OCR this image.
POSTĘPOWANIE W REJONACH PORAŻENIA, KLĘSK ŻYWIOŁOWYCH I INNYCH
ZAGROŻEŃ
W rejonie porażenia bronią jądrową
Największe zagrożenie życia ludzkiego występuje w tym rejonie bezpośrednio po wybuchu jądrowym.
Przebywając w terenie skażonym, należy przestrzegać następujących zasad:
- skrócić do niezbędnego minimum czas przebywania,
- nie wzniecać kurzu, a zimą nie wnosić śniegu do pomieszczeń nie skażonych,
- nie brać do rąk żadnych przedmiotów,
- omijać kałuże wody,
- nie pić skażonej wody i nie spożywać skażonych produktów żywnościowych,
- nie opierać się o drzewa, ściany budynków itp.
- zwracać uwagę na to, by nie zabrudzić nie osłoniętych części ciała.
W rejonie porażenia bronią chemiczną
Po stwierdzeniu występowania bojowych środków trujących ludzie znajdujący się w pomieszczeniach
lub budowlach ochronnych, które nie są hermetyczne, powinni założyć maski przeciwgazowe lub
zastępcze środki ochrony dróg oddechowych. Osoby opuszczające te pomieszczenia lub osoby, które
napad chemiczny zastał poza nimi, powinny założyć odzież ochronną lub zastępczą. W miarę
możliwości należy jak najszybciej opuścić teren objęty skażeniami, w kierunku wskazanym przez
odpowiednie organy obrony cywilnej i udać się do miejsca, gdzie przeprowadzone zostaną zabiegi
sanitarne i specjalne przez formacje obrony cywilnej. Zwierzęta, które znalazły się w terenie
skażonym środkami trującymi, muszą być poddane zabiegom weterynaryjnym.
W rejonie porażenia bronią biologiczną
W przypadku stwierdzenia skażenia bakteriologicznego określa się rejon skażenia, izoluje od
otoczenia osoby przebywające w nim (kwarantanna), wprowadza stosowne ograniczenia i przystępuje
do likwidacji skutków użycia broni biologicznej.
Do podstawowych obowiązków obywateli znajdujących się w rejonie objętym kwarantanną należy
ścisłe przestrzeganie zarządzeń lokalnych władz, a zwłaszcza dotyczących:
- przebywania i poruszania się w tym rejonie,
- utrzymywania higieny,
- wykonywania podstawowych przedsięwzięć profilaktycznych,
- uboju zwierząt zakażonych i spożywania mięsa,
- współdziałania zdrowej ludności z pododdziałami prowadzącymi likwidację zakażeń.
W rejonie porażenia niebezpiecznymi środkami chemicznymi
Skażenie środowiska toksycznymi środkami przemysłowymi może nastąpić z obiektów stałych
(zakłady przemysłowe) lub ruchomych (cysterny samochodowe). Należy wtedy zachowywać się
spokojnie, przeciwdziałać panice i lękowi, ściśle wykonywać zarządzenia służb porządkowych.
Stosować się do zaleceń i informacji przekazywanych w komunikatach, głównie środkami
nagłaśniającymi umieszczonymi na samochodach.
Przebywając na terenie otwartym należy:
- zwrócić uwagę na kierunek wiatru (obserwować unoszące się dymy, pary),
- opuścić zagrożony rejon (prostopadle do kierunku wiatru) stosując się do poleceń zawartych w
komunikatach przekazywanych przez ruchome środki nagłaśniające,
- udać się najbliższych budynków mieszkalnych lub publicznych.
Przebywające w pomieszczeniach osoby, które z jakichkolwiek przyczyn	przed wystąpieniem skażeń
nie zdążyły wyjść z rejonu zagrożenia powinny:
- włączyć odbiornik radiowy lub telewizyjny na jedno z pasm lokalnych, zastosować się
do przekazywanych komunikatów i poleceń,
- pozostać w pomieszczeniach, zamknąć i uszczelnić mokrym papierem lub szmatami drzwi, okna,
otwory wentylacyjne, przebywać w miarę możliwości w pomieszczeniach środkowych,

The exercise: Please copy out each record, character for character.

Task result:
OCR this image.
POSTĘPOWANIE W REJONACH PORAŻENIA, KLĘSK ŻYWIOŁOWYCH I INNYCH
ZAGROŻEŃ
W rejonie porażenia bronią jądrową
Największe zagrożenie życia ludzkiego występuje w tym rejonie bezpośrednio po wybuchu jądrowym.
Przebywając w terenie skażonym, należy przestrzegać następujących zasad:
- skrócić do niezbędnego minimum czas przebywania,
- nie wzniecać kurzu, a zimą nie wnosić śniegu do pomieszczeń nie skażonych,
- nie brać do rąk żadnych przedmiotów,
- omijać kałuże wody,
- nie pić skażonej wody i nie spożywać skażonych produktów żywnościowych,
- nie opierać się o drzewa, ściany budynków itp.
- zwracać uwagę na to, by nie zabrudzić nie osłoniętych części ciała.
W rejonie porażenia bronią chemiczną
Po stwierdzeniu występowania bojowych środków trujących ludzie znajdujący się w pomieszczeniach
lub budowlach ochronnych, które nie są hermetyczne, powinni założyć maski przeciwgazowe lub
zastępcze środki ochrony dróg oddechowych. Osoby opuszczające te pomieszczenia lub osoby, które
napad chemiczny zastał poza nimi, powinny założyć odzież ochronną lub zastępczą. W miarę
możliwości należy jak najszybciej opuścić teren objęty skażeniami, w kierunku wskazanym przez
odpowiednie organy obrony cywilnej i udać się do miejsca, gdzie przeprowadzone zostaną zabiegi
sanitarne i specjalne przez formacje obrony cywilnej. Zwierzęta, które znalazły się w terenie
skażonym środkami trującymi, muszą być poddane zabiegom weterynaryjnym.
W rejonie porażenia bronią biologiczną
W przypadku stwierdzenia skażenia bakteriologicznego określa się rejon skażenia, izoluje od
otoczenia osoby przebywające w nim (kwarantanna), wprowadza stosowne ograniczenia i przystępuje
do likwidacji skutków użycia broni biologicznej.
Do podstawowych obowiązków obywateli znajdujących się w rejonie objętym kwarantanną należy
ścisłe przestrzeganie zarządzeń lokalnych władz, a zwłaszcza dotyczących:
- przebywania i poruszania się w tym rejonie,
- utrzymywania higieny,
- wykonywania podstawowych przedsięwzięć profilaktycznych,
- uboju zwierząt zakażonych i spożywania mięsa,
- współdziałania zdrowej ludności z pododdziałami prowadzącymi likwidację zakażeń.
W rejonie porażenia niebezpiecznymi środkami chemicznymi
Skażenie środowiska toksycznymi środkami przemysłowymi może nastąpić z obiektów stałych
(zakłady przemysłowe) lub ruchomych (cysterny samochodowe). Należy wtedy zachowywać się
spokojnie, przeciwdziałać panice i lękowi, ściśle wykonywać zarządzenia służb porządkowych.
Stosować się do zaleceń i informacji przekazywanych w komunikatach, głównie środkami
nagłaśniającymi umieszczonymi na samochodach.
Przebywając na terenie otwartym należy:
- zwrócić uwagę na kierunek wiatru (obserwować unoszące się dymy, pary),
- opuścić zagrożony rejon (prostopadle do kierunku wiatru) stosując się do poleceń zawartych w
komunikatach przekazywanych przez ruchome środki nagłaśniające,
- udać się najbliższych budynków mieszkalnych lub publicznych.
Przebywające w pomieszczeniach osoby, które z jakichkolwiek przyczyn	przed wystąpieniem skażeń
nie zdążyły wyjść z rejonu zagrożenia powinny:
- włączyć odbiornik radiowy lub telewizyjny na jedno z pasm lokalnych, zastosować się
do przekazywanych komunikatów i poleceń,
- pozostać w pomieszczeniach, zamknąć i uszczelnić mokrym papierem lub szmatami drzwi, okna,
otwory wentylacyjne, przebywać w miarę możliwości w pomieszczeniach środkowych,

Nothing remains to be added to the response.